* PASSAGE PROVIDED
☆ ☆ ☆
National Editor

As clinical data percolates with a pair of products - one that's already marketed and being tested for a new indication - QLT Inc. said it is reducing its work force by 65 people, or about 18 percent, to trim operating expenses and focus more tightly on development programs.

"These are not really the same kind of cutbacks other folks have done," said Paul Hastings, president and CEO of Vancouver, British Columbia-based QLT.

"We simply had more people in the company than we had projects for them to work on, and we adjusted from a position of strength," he told BioWorld Today. "No guidance has changed on sales or earnings."

QLT will take a restructuring charge of about C$4.5 million (US$2.85 million), but the moves are expected to result in annualized savings of about C$5 million.

Sales of Visudyne (verteporfin) for the wet form of age-related macular degeneration are estimated by the company to hit between US$275 million and US$300 million this year.

"They won't have any trouble making that," said Brian Bapty, analyst with Raymond James Ltd. in Vancouver, who acknowledged the drug faces potential competition from Fort Worth, Texas-based Alcon Research Ltd.'s modified steroid, Anecortave Acetate, which entered a two-year, head-to-head Phase III study with Visudyne for AMD earlier this year. (See BioWorld Today, Sept. 5, 2002.)

"There are lots of drugs in trials for AMD now," Bapty said. "Good luck to them, as near as I can tell. The early data is sort of compelling, but we've seen that before. You've really got to wait until you have one-year data [in a later-stage trial]."

Visudyne is partnered with Novartis Ophthalmics, the eye health unit of Novartis AG, of Basel, Switzerland. For the three months ended Sept. 30, revenues totaled C$41.36 million, compared to C$30.77 million in the same period last year.

Bapty noted Visudyne sales have seemed to be slowing, but the perception may be due to earlier overshot estimates.

"The previous management team were great researchers, but lousy forecasters," he said. "That's one of the reasons it's been so much fun to beat these guys up in the last year and a half." Bapty said the management situation has improved, and sales are in line with reasonable expectations.

Hastings agreed and said that, even if other AMD drugs are approved, "they'll probably be adjuvant or combination therapies, much like [those for] other complicated diseases."

QLT, meanwhile, is seeking approval for occult AMD in the U.S., with a second Phase III trial ongoing.

"All we have to do is repeat the results from the earlier trial, which were enough for the European [regulatory] agency," Hastings said. Visudyne is approved for occult AMD in Europe. Results from the trial are expected at the end of 2004.

In August 2002, QLT and Novartis completed enrollment for a retreatment Phase IIIb trial in patients with predominantly classic subfoveal choroidal neovascularization secondary to AMD. The study is investigating an earlier, more aggressive and frequent treatment regimen, with results expected in the fourth quarter of 2003.

QLT also has Visudyne in Phase III trials for multiple basal cell carcinoma, with data expected in the first half of 2005, about the same time Phase III data from two trials are due regarding the P-glycoprotein membrane inhibitor tariquidar, in-licensed from Slough, UK-based Xenova Group plc, being explored as an adjunct with first-line chemotherapy in non-small-cell lung cancer. (See BioWorld Today, July 1, 2002.)

QLT's stock (NASDAQ:QLTI) closed Friday at $9.69, up 6 cents.
☆ ☆ ☆
* GIVEN ENTRIES
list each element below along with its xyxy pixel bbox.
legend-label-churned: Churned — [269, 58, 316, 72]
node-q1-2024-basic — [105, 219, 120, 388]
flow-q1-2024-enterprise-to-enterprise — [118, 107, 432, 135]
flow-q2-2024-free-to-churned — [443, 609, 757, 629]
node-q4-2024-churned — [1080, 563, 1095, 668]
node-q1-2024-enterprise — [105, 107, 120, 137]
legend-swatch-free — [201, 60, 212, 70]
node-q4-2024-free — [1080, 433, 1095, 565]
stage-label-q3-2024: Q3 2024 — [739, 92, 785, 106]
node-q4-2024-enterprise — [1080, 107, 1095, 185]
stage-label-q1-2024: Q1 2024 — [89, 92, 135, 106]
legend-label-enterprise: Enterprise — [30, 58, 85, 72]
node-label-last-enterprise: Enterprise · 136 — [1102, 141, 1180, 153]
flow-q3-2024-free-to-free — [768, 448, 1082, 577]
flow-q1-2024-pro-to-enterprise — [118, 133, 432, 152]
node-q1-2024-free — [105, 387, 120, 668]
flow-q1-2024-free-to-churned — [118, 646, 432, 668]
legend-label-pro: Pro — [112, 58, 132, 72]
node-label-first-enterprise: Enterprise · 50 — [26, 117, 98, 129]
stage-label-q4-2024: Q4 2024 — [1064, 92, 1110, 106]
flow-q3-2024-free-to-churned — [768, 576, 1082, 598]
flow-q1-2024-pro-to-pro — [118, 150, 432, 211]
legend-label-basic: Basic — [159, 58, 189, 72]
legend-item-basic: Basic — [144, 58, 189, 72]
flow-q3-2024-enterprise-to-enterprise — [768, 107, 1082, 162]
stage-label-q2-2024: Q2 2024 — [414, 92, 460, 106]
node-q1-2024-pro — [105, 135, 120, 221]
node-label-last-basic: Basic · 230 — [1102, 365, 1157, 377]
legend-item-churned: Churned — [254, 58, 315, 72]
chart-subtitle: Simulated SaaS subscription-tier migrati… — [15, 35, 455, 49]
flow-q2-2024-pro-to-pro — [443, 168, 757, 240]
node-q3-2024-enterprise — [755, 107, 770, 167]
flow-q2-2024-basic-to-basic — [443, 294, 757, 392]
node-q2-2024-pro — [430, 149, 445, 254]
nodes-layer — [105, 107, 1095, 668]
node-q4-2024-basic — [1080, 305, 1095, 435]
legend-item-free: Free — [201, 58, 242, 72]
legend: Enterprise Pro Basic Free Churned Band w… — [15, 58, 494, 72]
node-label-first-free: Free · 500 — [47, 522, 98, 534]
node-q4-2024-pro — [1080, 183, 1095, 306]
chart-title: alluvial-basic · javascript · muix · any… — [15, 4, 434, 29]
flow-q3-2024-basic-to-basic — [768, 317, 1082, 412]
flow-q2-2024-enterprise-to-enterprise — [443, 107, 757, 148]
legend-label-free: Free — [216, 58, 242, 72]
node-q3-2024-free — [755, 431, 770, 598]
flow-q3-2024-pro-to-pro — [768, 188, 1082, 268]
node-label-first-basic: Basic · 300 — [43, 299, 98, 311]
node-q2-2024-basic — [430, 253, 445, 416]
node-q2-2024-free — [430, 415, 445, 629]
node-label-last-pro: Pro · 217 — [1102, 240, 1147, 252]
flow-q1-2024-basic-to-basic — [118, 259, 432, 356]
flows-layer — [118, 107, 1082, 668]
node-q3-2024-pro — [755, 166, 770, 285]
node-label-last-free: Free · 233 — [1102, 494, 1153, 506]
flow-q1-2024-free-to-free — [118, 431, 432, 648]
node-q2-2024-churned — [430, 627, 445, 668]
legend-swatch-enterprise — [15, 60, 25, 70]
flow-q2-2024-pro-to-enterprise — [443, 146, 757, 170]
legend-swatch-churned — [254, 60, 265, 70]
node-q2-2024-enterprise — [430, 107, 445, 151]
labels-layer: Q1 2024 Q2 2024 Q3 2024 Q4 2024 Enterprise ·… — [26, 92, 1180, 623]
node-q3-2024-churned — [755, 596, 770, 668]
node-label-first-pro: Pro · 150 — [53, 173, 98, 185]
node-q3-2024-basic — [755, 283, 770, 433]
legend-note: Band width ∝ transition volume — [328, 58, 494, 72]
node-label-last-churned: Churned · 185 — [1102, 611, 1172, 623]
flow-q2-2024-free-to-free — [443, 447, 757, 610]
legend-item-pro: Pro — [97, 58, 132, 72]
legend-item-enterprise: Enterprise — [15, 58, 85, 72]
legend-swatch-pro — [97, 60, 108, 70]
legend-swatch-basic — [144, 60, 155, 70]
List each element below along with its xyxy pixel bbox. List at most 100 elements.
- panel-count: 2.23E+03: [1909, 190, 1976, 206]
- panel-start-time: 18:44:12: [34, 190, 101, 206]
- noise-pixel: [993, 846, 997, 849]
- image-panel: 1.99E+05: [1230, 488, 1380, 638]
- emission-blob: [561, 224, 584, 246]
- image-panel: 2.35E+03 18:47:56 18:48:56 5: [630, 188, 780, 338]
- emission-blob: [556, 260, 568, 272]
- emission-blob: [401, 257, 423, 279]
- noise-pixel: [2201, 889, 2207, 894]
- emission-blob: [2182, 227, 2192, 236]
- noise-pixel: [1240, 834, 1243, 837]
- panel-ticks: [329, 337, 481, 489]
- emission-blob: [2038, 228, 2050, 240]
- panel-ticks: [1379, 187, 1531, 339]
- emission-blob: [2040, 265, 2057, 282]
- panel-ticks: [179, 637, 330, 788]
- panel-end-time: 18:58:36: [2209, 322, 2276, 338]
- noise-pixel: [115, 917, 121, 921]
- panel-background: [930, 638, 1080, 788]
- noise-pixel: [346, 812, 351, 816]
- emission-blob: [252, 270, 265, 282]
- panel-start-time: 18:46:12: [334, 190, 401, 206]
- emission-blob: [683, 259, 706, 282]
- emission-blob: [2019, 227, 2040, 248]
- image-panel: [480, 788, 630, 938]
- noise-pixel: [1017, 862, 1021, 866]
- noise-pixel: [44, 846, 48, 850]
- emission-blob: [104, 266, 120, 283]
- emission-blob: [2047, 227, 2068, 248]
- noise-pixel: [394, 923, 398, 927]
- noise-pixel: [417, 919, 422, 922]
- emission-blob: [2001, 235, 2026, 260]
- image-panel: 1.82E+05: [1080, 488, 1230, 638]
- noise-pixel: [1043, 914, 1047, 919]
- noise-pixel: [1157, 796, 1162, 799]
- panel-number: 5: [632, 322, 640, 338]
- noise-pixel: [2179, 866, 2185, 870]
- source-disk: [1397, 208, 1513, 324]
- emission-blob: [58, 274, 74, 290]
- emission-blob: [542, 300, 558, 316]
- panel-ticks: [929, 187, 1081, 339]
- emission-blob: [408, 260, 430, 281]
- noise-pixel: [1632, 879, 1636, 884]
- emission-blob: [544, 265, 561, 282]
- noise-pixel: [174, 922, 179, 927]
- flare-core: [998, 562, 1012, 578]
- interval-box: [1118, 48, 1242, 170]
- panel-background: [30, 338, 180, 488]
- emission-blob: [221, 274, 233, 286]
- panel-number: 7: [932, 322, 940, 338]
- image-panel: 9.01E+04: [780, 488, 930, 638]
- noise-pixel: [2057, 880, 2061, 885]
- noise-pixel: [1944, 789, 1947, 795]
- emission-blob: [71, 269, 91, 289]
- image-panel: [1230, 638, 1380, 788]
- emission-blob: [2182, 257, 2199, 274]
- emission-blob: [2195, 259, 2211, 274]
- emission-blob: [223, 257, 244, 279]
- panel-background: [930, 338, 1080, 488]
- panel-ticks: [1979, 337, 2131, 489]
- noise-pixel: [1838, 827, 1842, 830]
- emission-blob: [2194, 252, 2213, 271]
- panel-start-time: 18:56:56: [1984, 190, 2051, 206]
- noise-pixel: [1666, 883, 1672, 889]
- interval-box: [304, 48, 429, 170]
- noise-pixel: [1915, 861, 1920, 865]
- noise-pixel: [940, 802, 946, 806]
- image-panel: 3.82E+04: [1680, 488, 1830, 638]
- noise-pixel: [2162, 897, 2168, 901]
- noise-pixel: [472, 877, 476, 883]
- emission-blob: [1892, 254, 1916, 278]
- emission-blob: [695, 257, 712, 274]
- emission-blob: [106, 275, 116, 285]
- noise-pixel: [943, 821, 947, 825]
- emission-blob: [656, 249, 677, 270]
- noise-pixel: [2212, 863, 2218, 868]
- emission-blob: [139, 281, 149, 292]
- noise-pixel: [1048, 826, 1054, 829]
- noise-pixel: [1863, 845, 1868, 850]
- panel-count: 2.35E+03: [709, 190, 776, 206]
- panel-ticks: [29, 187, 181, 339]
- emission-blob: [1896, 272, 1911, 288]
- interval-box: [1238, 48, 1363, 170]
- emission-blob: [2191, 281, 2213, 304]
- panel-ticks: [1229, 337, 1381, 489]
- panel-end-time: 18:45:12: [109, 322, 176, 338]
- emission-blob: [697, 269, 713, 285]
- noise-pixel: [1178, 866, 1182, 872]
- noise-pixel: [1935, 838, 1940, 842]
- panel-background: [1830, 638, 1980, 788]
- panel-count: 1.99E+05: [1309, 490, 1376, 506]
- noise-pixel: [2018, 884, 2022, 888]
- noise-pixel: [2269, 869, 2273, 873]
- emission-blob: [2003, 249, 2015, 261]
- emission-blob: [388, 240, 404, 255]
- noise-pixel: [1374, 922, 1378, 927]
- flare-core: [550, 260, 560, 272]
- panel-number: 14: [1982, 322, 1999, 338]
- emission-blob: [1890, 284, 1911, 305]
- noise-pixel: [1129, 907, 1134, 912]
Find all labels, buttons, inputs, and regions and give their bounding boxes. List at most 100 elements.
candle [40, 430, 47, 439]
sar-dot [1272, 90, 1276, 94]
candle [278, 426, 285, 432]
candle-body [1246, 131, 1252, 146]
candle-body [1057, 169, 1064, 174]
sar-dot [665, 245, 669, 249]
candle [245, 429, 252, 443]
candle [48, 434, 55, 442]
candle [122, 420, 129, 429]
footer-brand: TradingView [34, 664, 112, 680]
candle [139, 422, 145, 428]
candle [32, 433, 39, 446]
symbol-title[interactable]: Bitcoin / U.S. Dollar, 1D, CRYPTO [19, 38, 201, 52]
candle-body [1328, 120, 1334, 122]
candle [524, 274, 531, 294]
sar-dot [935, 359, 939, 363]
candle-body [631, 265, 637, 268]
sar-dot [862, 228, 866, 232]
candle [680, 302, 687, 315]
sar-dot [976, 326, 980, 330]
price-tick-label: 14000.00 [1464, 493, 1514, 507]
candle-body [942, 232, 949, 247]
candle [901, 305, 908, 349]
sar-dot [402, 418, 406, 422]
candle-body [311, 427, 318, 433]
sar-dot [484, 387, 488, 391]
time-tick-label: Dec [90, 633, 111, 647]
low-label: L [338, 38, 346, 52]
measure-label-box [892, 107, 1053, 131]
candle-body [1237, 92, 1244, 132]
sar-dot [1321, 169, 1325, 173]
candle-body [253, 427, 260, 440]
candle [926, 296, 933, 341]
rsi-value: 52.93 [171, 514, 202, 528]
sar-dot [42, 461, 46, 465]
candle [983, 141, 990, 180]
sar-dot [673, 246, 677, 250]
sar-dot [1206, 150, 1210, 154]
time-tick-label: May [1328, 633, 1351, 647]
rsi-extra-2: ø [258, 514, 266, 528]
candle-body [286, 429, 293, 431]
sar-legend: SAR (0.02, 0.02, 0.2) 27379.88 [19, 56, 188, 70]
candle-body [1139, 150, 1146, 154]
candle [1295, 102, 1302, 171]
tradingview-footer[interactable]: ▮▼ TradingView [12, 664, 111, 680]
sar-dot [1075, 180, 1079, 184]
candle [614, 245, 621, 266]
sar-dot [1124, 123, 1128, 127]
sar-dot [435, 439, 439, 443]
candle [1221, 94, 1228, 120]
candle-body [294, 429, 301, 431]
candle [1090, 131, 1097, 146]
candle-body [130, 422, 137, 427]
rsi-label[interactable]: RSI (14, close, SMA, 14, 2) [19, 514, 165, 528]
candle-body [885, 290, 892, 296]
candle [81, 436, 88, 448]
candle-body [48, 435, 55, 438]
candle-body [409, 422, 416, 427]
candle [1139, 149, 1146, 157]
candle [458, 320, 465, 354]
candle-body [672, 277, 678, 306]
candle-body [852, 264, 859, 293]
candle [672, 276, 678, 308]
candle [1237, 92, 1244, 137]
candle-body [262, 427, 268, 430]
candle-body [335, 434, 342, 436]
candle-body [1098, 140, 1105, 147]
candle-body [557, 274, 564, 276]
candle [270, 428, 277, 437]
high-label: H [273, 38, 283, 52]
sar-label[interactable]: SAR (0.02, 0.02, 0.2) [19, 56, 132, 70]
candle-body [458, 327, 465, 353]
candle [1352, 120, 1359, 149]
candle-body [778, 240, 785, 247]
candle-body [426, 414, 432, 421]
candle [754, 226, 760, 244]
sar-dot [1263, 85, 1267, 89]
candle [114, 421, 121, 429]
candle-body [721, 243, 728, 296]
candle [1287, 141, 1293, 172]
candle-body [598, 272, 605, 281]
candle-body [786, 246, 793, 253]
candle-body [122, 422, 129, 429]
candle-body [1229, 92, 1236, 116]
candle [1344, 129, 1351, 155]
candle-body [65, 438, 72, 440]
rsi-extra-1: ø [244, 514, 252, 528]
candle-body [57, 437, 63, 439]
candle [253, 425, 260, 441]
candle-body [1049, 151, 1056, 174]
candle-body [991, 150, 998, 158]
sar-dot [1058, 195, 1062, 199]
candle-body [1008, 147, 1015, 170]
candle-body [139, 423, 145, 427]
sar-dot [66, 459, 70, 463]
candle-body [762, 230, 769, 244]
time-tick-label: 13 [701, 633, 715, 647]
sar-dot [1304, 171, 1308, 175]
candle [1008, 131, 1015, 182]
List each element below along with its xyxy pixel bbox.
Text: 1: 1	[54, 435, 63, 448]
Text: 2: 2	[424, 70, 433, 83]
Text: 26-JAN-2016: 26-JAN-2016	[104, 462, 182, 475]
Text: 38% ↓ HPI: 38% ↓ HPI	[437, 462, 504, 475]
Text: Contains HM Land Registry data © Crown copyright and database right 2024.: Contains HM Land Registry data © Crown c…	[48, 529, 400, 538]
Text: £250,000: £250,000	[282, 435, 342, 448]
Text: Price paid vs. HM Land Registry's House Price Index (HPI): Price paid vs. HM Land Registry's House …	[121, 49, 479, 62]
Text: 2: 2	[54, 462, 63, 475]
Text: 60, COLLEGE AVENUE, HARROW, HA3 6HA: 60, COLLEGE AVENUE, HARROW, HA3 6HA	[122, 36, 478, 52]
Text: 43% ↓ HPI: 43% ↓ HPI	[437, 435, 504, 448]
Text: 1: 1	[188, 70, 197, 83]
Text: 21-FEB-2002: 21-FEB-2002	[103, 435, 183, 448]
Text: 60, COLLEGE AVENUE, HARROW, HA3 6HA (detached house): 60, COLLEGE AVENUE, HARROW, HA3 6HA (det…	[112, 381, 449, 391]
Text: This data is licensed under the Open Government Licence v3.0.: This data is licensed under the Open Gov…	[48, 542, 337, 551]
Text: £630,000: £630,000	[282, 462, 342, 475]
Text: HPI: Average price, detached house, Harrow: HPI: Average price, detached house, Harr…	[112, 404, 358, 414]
☆ ☆ ☆
* ABOUT THIS EXERCISE
Please list every city named in the article on QLT's work force reduction, each with the region or country the article pairs it with.

* ANSWER TO THIS PROBLEM
- Vancouver, British Columbia
- Fort Worth, Texas
- Basel, Switzerland
- Slough, UK